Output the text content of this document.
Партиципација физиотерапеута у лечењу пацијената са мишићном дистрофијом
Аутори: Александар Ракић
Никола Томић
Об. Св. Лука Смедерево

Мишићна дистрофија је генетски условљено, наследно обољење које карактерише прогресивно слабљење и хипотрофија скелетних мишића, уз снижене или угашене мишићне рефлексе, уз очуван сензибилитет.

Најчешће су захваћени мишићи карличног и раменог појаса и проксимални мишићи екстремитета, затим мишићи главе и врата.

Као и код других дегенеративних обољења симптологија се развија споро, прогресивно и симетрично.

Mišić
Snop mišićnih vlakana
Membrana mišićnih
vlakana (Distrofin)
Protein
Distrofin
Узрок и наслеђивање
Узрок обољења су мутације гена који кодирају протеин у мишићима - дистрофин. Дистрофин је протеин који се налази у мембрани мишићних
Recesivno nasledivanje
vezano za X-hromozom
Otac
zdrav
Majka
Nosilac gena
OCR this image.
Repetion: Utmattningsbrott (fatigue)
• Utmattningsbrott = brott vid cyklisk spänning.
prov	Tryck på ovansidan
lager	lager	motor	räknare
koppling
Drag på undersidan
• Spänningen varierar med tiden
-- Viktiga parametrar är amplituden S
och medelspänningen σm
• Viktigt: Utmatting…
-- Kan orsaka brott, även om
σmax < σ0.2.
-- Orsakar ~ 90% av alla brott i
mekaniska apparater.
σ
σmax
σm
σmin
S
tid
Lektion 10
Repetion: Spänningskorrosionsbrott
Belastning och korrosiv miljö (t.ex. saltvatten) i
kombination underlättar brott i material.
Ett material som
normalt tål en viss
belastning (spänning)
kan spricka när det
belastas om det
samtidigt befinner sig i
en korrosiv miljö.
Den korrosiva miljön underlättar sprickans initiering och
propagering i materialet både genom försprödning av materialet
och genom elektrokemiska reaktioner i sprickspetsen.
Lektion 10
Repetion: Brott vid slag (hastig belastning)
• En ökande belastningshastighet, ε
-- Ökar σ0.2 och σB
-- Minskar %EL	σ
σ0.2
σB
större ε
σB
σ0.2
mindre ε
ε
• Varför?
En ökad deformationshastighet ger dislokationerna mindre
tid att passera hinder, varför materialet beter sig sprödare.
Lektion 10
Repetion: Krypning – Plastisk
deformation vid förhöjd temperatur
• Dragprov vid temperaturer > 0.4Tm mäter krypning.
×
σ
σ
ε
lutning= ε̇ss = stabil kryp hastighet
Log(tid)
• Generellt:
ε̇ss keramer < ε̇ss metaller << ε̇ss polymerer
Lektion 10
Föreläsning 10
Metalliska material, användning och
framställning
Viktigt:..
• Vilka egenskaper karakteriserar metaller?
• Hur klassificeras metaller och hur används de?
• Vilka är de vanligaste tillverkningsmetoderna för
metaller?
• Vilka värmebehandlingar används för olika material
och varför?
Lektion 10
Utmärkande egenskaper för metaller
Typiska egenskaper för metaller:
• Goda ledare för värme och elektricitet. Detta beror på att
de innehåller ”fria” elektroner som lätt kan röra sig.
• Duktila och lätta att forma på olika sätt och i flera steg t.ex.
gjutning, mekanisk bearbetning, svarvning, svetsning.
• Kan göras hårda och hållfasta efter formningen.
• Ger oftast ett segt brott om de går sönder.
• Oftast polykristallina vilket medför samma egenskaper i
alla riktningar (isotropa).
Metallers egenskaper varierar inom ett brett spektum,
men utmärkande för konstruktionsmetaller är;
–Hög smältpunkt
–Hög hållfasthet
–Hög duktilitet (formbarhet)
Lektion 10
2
....
> Your instructions:
The answer must consist of each line from the entries that contains the string "egenskaper".

> Solution to the exercise:
• Vilka egenskaper karakteriserar metaller?
Utmärkande egenskaper för metaller
Typiska egenskaper för metaller:
• Oftast polykristallina vilket medför samma egenskaper i
Metallers egenskaper varierar inom ett brett spektum,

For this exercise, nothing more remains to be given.